──────── PROVIDED INFORMATION ────────

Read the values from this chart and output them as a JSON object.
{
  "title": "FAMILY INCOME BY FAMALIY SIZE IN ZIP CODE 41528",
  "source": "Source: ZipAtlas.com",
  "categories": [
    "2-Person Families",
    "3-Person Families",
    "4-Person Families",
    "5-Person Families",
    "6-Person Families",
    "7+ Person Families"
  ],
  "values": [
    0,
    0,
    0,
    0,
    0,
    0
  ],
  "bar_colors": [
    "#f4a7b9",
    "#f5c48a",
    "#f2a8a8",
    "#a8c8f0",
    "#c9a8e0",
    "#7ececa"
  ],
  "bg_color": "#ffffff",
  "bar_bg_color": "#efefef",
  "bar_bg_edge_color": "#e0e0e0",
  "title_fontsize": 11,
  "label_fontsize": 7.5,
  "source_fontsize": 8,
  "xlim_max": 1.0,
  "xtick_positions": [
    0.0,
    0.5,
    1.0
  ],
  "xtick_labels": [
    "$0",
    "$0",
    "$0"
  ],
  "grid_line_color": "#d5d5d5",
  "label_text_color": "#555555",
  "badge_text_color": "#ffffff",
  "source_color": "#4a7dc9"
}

────────
──────── PROVIDED INFORMATION ────────

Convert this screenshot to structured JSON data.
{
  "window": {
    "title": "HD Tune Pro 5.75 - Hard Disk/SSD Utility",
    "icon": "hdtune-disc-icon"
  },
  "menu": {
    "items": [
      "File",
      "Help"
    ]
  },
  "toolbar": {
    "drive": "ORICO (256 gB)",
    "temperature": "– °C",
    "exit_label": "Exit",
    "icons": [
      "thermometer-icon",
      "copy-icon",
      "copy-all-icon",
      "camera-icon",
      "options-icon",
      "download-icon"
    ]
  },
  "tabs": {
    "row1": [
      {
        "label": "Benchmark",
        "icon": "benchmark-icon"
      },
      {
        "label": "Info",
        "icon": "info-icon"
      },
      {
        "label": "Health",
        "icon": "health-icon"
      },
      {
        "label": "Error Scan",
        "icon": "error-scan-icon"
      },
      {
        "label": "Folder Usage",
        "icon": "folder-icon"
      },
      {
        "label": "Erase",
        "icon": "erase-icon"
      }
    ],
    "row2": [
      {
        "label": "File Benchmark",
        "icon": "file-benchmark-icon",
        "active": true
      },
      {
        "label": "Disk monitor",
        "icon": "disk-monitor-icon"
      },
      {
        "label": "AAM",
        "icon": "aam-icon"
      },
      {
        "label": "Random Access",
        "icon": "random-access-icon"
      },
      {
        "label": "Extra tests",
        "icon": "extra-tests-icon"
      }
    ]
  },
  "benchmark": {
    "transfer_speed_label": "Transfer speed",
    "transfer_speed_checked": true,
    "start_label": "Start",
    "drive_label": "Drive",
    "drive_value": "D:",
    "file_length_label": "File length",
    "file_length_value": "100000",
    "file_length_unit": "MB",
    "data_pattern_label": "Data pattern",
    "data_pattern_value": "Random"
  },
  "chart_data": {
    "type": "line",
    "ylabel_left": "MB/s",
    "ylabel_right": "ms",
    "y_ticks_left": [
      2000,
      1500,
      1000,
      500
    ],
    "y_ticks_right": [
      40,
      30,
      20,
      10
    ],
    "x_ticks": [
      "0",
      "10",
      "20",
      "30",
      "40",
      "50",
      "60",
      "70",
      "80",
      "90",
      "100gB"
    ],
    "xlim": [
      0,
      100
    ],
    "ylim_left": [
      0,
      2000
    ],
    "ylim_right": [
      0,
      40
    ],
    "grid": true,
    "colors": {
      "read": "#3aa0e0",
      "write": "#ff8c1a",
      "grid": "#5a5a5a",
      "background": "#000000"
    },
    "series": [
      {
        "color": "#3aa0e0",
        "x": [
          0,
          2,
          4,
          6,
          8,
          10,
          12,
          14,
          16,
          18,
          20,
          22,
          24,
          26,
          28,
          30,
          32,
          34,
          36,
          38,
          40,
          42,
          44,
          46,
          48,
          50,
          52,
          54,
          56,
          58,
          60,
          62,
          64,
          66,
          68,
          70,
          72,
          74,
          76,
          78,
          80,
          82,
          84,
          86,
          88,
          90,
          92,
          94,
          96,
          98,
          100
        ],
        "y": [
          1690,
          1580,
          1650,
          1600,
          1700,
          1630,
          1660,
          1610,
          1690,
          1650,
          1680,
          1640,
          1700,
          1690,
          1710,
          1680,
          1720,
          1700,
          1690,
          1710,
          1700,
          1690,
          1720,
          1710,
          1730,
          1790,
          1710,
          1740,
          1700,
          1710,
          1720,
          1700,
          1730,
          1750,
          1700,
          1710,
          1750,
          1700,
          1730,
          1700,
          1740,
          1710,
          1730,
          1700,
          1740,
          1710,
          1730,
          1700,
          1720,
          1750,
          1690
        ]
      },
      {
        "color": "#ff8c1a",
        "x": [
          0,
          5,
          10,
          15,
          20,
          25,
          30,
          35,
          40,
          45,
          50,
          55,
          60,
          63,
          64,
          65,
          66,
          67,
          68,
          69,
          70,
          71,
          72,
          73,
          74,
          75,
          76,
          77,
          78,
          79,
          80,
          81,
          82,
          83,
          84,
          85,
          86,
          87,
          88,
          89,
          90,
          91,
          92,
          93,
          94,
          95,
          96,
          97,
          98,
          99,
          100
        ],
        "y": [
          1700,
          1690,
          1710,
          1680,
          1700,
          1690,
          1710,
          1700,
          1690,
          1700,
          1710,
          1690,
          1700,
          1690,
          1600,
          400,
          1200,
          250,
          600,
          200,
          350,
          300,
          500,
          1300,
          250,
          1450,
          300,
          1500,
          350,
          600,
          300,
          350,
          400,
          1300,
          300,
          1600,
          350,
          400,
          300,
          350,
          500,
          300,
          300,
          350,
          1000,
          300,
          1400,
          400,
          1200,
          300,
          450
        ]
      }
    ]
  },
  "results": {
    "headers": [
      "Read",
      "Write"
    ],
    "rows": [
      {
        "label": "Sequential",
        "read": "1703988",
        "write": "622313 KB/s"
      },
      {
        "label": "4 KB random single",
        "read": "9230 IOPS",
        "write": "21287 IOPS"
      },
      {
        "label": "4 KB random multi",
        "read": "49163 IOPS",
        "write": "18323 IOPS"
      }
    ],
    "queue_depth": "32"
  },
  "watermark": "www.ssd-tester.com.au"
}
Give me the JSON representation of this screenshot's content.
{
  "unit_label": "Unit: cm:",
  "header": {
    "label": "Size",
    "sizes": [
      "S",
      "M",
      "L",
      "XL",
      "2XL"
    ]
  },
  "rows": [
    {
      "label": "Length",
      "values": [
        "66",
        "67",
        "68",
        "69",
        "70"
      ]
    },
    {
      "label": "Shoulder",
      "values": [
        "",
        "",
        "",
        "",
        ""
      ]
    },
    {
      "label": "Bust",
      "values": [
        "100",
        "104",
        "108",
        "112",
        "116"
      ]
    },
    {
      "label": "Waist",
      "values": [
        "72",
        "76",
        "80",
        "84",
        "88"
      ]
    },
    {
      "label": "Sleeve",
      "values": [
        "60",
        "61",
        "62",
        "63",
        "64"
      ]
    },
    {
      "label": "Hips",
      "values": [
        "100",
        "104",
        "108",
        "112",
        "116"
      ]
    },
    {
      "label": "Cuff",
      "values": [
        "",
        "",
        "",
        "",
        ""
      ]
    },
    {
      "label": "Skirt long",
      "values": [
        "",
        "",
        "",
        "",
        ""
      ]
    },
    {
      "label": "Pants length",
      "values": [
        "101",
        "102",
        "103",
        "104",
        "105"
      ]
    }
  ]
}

────────

**WHAT YOU WILL DO**
Copy out every line of the listing that contains the string "JSON".

**FINAL RESULT**
Read the values from this chart and output them as a JSON object.
Convert this screenshot to structured JSON data.
Give me the JSON representation of this screenshot's content.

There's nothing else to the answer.